** Begin STORED DATA **

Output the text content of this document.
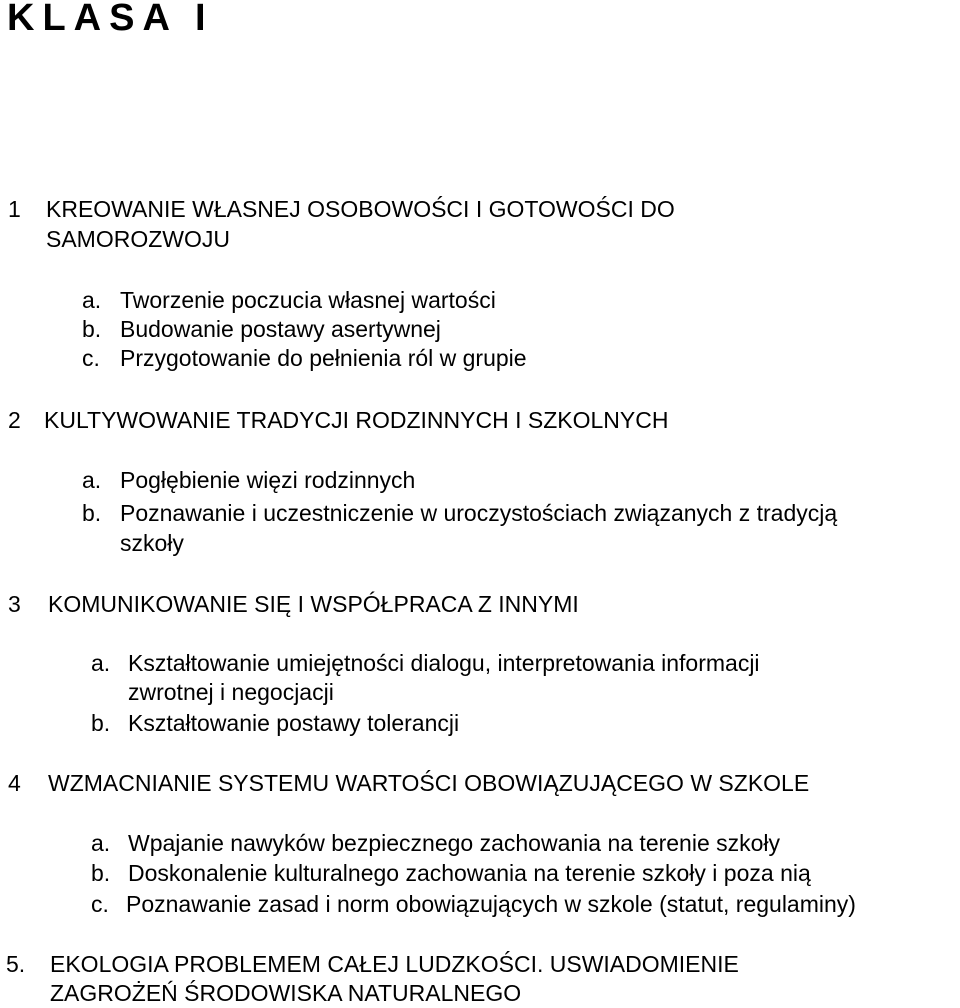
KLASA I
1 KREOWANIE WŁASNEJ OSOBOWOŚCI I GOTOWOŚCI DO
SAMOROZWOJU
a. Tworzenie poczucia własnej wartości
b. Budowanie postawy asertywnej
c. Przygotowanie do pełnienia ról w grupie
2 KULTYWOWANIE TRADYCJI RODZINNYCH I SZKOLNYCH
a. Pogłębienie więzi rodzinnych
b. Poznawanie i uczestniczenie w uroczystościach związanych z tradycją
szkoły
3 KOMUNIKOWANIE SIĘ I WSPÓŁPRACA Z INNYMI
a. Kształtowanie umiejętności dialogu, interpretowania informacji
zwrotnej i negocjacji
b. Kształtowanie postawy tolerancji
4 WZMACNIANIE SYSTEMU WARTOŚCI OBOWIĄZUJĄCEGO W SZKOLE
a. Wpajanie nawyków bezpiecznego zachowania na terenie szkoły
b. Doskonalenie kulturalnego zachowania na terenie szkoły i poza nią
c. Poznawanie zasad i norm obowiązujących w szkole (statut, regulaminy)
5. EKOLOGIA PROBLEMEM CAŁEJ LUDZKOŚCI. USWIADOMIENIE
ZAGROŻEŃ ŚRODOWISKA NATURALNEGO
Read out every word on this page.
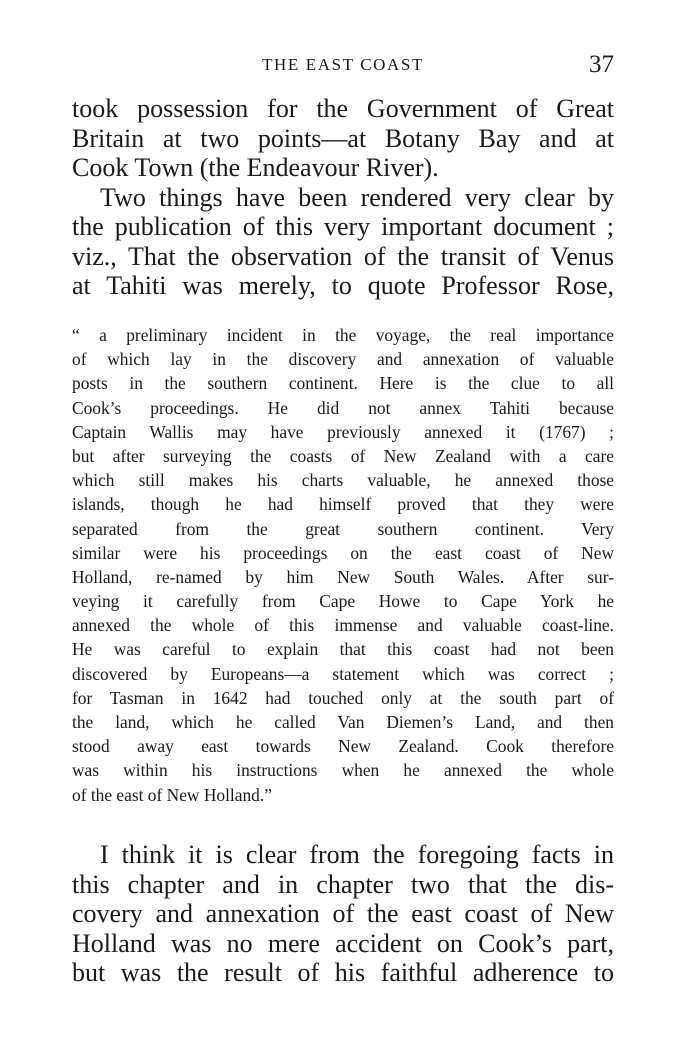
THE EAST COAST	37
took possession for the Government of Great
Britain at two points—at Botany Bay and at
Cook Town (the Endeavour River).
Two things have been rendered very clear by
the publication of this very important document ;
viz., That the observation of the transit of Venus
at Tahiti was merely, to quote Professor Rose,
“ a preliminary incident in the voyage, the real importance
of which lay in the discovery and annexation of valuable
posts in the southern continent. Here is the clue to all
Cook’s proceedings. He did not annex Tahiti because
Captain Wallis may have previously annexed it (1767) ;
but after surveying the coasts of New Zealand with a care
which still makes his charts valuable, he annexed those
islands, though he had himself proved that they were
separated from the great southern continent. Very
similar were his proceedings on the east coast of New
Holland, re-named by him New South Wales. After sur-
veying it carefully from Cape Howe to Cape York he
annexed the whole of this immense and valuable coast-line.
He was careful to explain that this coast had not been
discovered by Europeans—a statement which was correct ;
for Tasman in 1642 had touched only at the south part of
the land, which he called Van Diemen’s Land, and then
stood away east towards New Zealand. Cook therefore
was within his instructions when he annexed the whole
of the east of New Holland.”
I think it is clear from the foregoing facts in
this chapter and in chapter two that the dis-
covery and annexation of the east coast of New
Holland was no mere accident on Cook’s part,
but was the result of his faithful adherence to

** End STORED DATA **

### WHAT IS EXPECTED
Without the pictures, repeat all the records word for word.

### FULL SOLUTION
Output the text content of this document.
KLASA I
1 KREOWANIE WŁASNEJ OSOBOWOŚCI I GOTOWOŚCI DO
SAMOROZWOJU
a. Tworzenie poczucia własnej wartości
b. Budowanie postawy asertywnej
c. Przygotowanie do pełnienia ról w grupie
2 KULTYWOWANIE TRADYCJI RODZINNYCH I SZKOLNYCH
a. Pogłębienie więzi rodzinnych
b. Poznawanie i uczestniczenie w uroczystościach związanych z tradycją
szkoły
3 KOMUNIKOWANIE SIĘ I WSPÓŁPRACA Z INNYMI
a. Kształtowanie umiejętności dialogu, interpretowania informacji
zwrotnej i negocjacji
b. Kształtowanie postawy tolerancji
4 WZMACNIANIE SYSTEMU WARTOŚCI OBOWIĄZUJĄCEGO W SZKOLE
a. Wpajanie nawyków bezpiecznego zachowania na terenie szkoły
b. Doskonalenie kulturalnego zachowania na terenie szkoły i poza nią
c. Poznawanie zasad i norm obowiązujących w szkole (statut, regulaminy)
5. EKOLOGIA PROBLEMEM CAŁEJ LUDZKOŚCI. USWIADOMIENIE
ZAGROŻEŃ ŚRODOWISKA NATURALNEGO
Read out every word on this page.
THE EAST COAST	37
took possession for the Government of Great
Britain at two points—at Botany Bay and at
Cook Town (the Endeavour River).
Two things have been rendered very clear by
the publication of this very important document ;
viz., That the observation of the transit of Venus
at Tahiti was merely, to quote Professor Rose,
“ a preliminary incident in the voyage, the real importance
of which lay in the discovery and annexation of valuable
posts in the southern continent. Here is the clue to all
Cook’s proceedings. He did not annex Tahiti because
Captain Wallis may have previously annexed it (1767) ;
but after surveying the coasts of New Zealand with a care
which still makes his charts valuable, he annexed those
islands, though he had himself proved that they were
separated from the great southern continent. Very
similar were his proceedings on the east coast of New
Holland, re-named by him New South Wales. After sur-
veying it carefully from Cape Howe to Cape York he
annexed the whole of this immense and valuable coast-line.
He was careful to explain that this coast had not been
discovered by Europeans—a statement which was correct ;
for Tasman in 1642 had touched only at the south part of
the land, which he called Van Diemen’s Land, and then
stood away east towards New Zealand. Cook therefore
was within his instructions when he annexed the whole
of the east of New Holland.”
I think it is clear from the foregoing facts in
this chapter and in chapter two that the dis-
covery and annexation of the east coast of New
Holland was no mere accident on Cook’s part,
but was the result of his faithful adherence to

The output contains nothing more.